## begin Dataset records
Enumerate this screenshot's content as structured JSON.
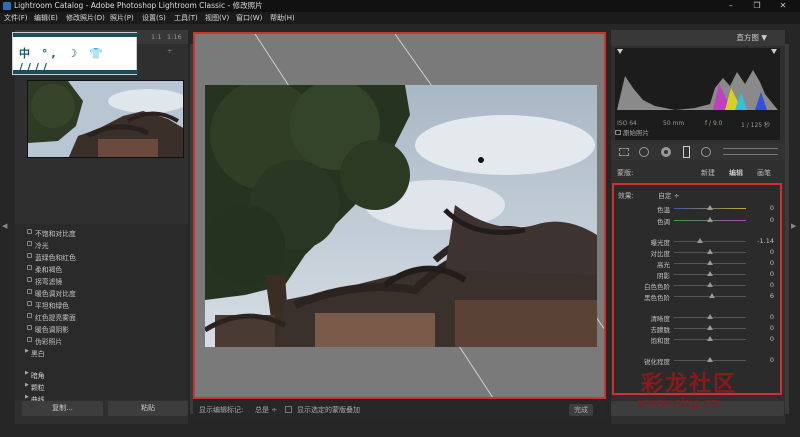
{
  "window": {
    "title": "Lightroom Catalog - Adobe Photoshop Lightroom Classic - 修改照片",
    "controls": [
      "–",
      "❐",
      "✕"
    ]
  },
  "menu": [
    "文件(F)",
    "编辑(E)",
    "修改照片(D)",
    "照片(P)",
    "设置(S)",
    "工具(T)",
    "视图(V)",
    "窗口(W)",
    "帮助(H)"
  ],
  "navigator": {
    "zoom_fit": "1:1",
    "zoom_level": "1:16 ÷"
  },
  "watermark_logo": {
    "chars": "中 °, ☽ 👕 ////"
  },
  "presets": {
    "items": [
      "不饱和对比度",
      "冷光",
      "蓝绿色和红色",
      "柔和褐色",
      "拐弯滤镜",
      "暖色调对比度",
      "平坦和绿色",
      "红色提亮雾面",
      "暖色调阴影",
      "伪彩照片"
    ],
    "folders": [
      "黑白",
      "暗角",
      "颗粒",
      "曲线"
    ]
  },
  "left_buttons": {
    "copy": "复制...",
    "paste": "粘贴"
  },
  "toolbar": {
    "label": "显示编辑标记:",
    "mode": "总是 ÷",
    "overlay": "显示选定的蒙版叠加",
    "done": "完成"
  },
  "right": {
    "histogram_title": "直方图 ▼",
    "exif": {
      "iso": "ISO 64",
      "focal": "50 mm",
      "aperture": "f / 9.0",
      "shutter": "1 / 125 秒"
    },
    "original_photo": "原始照片",
    "mask": {
      "label": "蒙版:",
      "new": "新建",
      "edit": "编辑",
      "reset": "画笔"
    },
    "effect": {
      "label": "效果:",
      "value": "自定 ÷"
    },
    "sliders": [
      {
        "label": "色温",
        "value": "0",
        "pos": 0.5
      },
      {
        "label": "色调",
        "value": "0",
        "pos": 0.5
      },
      {
        "label": "曝光度",
        "value": "-1.14",
        "pos": 0.36
      },
      {
        "label": "对比度",
        "value": "0",
        "pos": 0.5
      },
      {
        "label": "高光",
        "value": "0",
        "pos": 0.5
      },
      {
        "label": "阴影",
        "value": "0",
        "pos": 0.5
      },
      {
        "label": "白色色阶",
        "value": "0",
        "pos": 0.5
      },
      {
        "label": "黑色色阶",
        "value": "6",
        "pos": 0.53
      },
      {
        "label": "清晰度",
        "value": "0",
        "pos": 0.5
      },
      {
        "label": "去朦胧",
        "value": "0",
        "pos": 0.5
      },
      {
        "label": "饱和度",
        "value": "0",
        "pos": 0.5
      },
      {
        "label": "锐化程度",
        "value": "0",
        "pos": 0.5
      }
    ]
  },
  "watermark_site": {
    "text": "彩龙社区",
    "url": "www.clzg.cn"
  },
  "colors": {
    "highlight_border": "#d03030",
    "panel_bg": "#2f2f2f"
  }
}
## end Dataset records
● **Given problem**
Without the pictures, print the whole listing exactly as given.

● **Answer to the problem**
Enumerate this screenshot's content as structured JSON.
{
  "window": {
    "title": "Lightroom Catalog - Adobe Photoshop Lightroom Classic - 修改照片",
    "controls": [
      "–",
      "❐",
      "✕"
    ]
  },
  "menu": [
    "文件(F)",
    "编辑(E)",
    "修改照片(D)",
    "照片(P)",
    "设置(S)",
    "工具(T)",
    "视图(V)",
    "窗口(W)",
    "帮助(H)"
  ],
  "navigator": {
    "zoom_fit": "1:1",
    "zoom_level": "1:16 ÷"
  },
  "watermark_logo": {
    "chars": "中 °, ☽ 👕 ////"
  },
  "presets": {
    "items": [
      "不饱和对比度",
      "冷光",
      "蓝绿色和红色",
      "柔和褐色",
      "拐弯滤镜",
      "暖色调对比度",
      "平坦和绿色",
      "红色提亮雾面",
      "暖色调阴影",
      "伪彩照片"
    ],
    "folders": [
      "黑白",
      "暗角",
      "颗粒",
      "曲线"
    ]
  },
  "left_buttons": {
    "copy": "复制...",
    "paste": "粘贴"
  },
  "toolbar": {
    "label": "显示编辑标记:",
    "mode": "总是 ÷",
    "overlay": "显示选定的蒙版叠加",
    "done": "完成"
  },
  "right": {
    "histogram_title": "直方图 ▼",
    "exif": {
      "iso": "ISO 64",
      "focal": "50 mm",
      "aperture": "f / 9.0",
      "shutter": "1 / 125 秒"
    },
    "original_photo": "原始照片",
    "mask": {
      "label": "蒙版:",
      "new": "新建",
      "edit": "编辑",
      "reset": "画笔"
    },
    "effect": {
      "label": "效果:",
      "value": "自定 ÷"
    },
    "sliders": [
      {
        "label": "色温",
        "value": "0",
        "pos": 0.5
      },
      {
        "label": "色调",
        "value": "0",
        "pos": 0.5
      },
      {
        "label": "曝光度",
        "value": "-1.14",
        "pos": 0.36
      },
      {
        "label": "对比度",
        "value": "0",
        "pos": 0.5
      },
      {
        "label": "高光",
        "value": "0",
        "pos": 0.5
      },
      {
        "label": "阴影",
        "value": "0",
        "pos": 0.5
      },
      {
        "label": "白色色阶",
        "value": "0",
        "pos": 0.5
      },
      {
        "label": "黑色色阶",
        "value": "6",
        "pos": 0.53
      },
      {
        "label": "清晰度",
        "value": "0",
        "pos": 0.5
      },
      {
        "label": "去朦胧",
        "value": "0",
        "pos": 0.5
      },
      {
        "label": "饱和度",
        "value": "0",
        "pos": 0.5
      },
      {
        "label": "锐化程度",
        "value": "0",
        "pos": 0.5
      }
    ]
  },
  "watermark_site": {
    "text": "彩龙社区",
    "url": "www.clzg.cn"
  },
  "colors": {
    "highlight_border": "#d03030",
    "panel_bg": "#2f2f2f"
  }
}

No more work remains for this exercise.